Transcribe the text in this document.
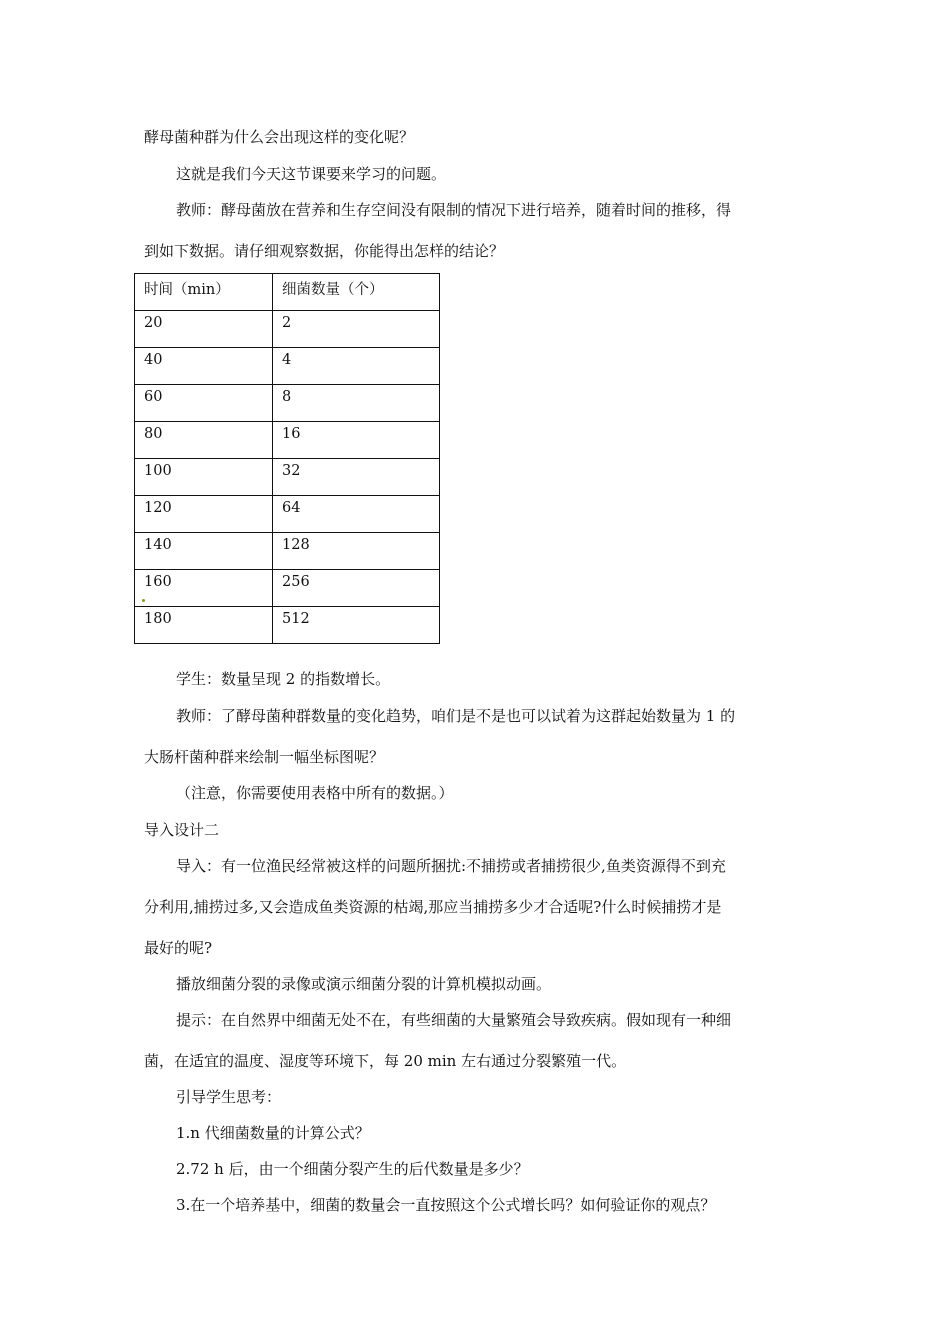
酵母菌种群为什么会出现这样的变化呢？
这就是我们今天这节课要来学习的问题。
教师：酵母菌放在营养和生存空间没有限制的情况下进行培养，随着时间的推移，得
到如下数据。请仔细观察数据，你能得出怎样的结论？
时间（min）	细菌数量（个）
20	2
40	4
60	8
80	16
100	32
120	64
140	128
160	256
180	512
学生：数量呈现 2 的指数增长。
教师：了酵母菌种群数量的变化趋势，咱们是不是也可以试着为这群起始数量为 1 的
大肠杆菌种群来绘制一幅坐标图呢？
（注意，你需要使用表格中所有的数据。）
导入设计二
导入：有一位渔民经常被这样的问题所捆扰:不捕捞或者捕捞很少,鱼类资源得不到充
分利用,捕捞过多,又会造成鱼类资源的枯竭,那应当捕捞多少才合适呢?什么时候捕捞才是
最好的呢?
播放细菌分裂的录像或演示细菌分裂的计算机模拟动画。
提示：在自然界中细菌无处不在，有些细菌的大量繁殖会导致疾病。假如现有一种细
菌，在适宜的温度、湿度等环境下，每 20 min 左右通过分裂繁殖一代。
引导学生思考：
1.n 代细菌数量的计算公式？
2.72 h 后，由一个细菌分裂产生的后代数量是多少？
3.在一个培养基中，细菌的数量会一直按照这个公式增长吗？如何验证你的观点？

□ □ □ □ □ □ □

**WHAT IS REQUIRED:**
Every line of text is to be repeated exactly; pictures are left out.

**ANSWER FOR THIS EXERCISE:**
Transcribe the text in this document.
酵母菌种群为什么会出现这样的变化呢？
这就是我们今天这节课要来学习的问题。
教师：酵母菌放在营养和生存空间没有限制的情况下进行培养，随着时间的推移，得
到如下数据。请仔细观察数据，你能得出怎样的结论？
时间（min）	细菌数量（个）
20	2
40	4
60	8
80	16
100	32
120	64
140	128
160	256
180	512
学生：数量呈现 2 的指数增长。
教师：了酵母菌种群数量的变化趋势，咱们是不是也可以试着为这群起始数量为 1 的
大肠杆菌种群来绘制一幅坐标图呢？
（注意，你需要使用表格中所有的数据。）
导入设计二
导入：有一位渔民经常被这样的问题所捆扰:不捕捞或者捕捞很少,鱼类资源得不到充
分利用,捕捞过多,又会造成鱼类资源的枯竭,那应当捕捞多少才合适呢?什么时候捕捞才是
最好的呢?
播放细菌分裂的录像或演示细菌分裂的计算机模拟动画。
提示：在自然界中细菌无处不在，有些细菌的大量繁殖会导致疾病。假如现有一种细
菌，在适宜的温度、湿度等环境下，每 20 min 左右通过分裂繁殖一代。
引导学生思考：
1.n 代细菌数量的计算公式？
2.72 h 后，由一个细菌分裂产生的后代数量是多少？
3.在一个培养基中，细菌的数量会一直按照这个公式增长吗？如何验证你的观点？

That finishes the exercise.